(Data listing)
Start

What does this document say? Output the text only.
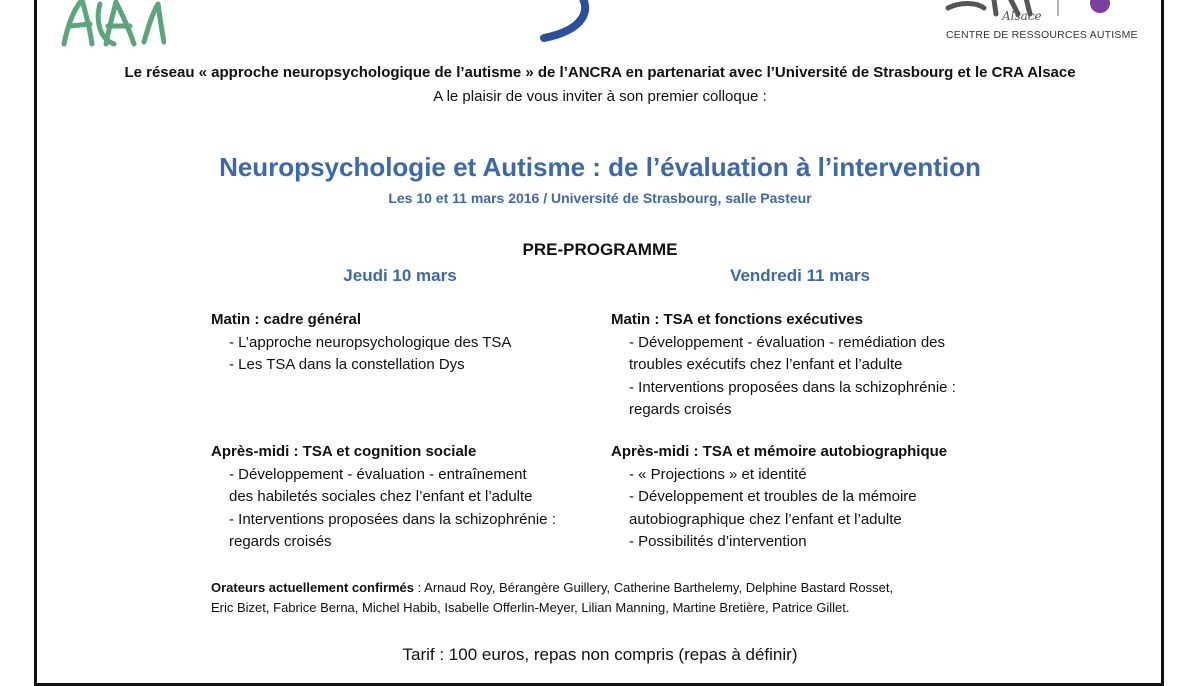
Alsace
CENTRE DE RESSOURCES AUTISME
Le réseau « approche neuropsychologique de l’autisme » de l’ANCRA en partenariat avec l’Université de Strasbourg et le CRA Alsace
A le plaisir de vous inviter à son premier colloque :
Neuropsychologie et Autisme : de l’évaluation à l’intervention
Les 10 et 11 mars 2016 / Université de Strasbourg, salle Pasteur
PRE-PROGRAMME
Jeudi 10 mars	Vendredi 11 mars
Matin : cadre général
- L’approche neuropsychologique des TSA
- Les TSA dans la constellation Dys
Matin : TSA et fonctions exécutives
- Développement - évaluation - remédiation des
troubles exécutifs chez l’enfant et l’adulte
- Interventions proposées dans la schizophrénie :
regards croisés
Après-midi : TSA et cognition sociale
- Développement - évaluation - entraînement
des habiletés sociales chez l’enfant et l’adulte
- Interventions proposées dans la schizophrénie :
regards croisés
Après-midi : TSA et mémoire autobiographique
- « Projections » et identité
- Développement et troubles de la mémoire
autobiographique chez l’enfant et l’adulte
- Possibilités d’intervention
Orateurs actuellement confirmés : Arnaud Roy, Bérangère Guillery, Catherine Barthelemy, Delphine Bastard Rosset,
Eric Bizet, Fabrice Berna, Michel Habib, Isabelle Offerlin-Meyer, Lilian Manning, Martine Bretière, Patrice Gillet.
Tarif : 100 euros, repas non compris (repas à définir)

End

• [Instructions to follow]: Tally the lines of the records holding the word "neuropsychologique", then state only the tally.

• [Solution]: 2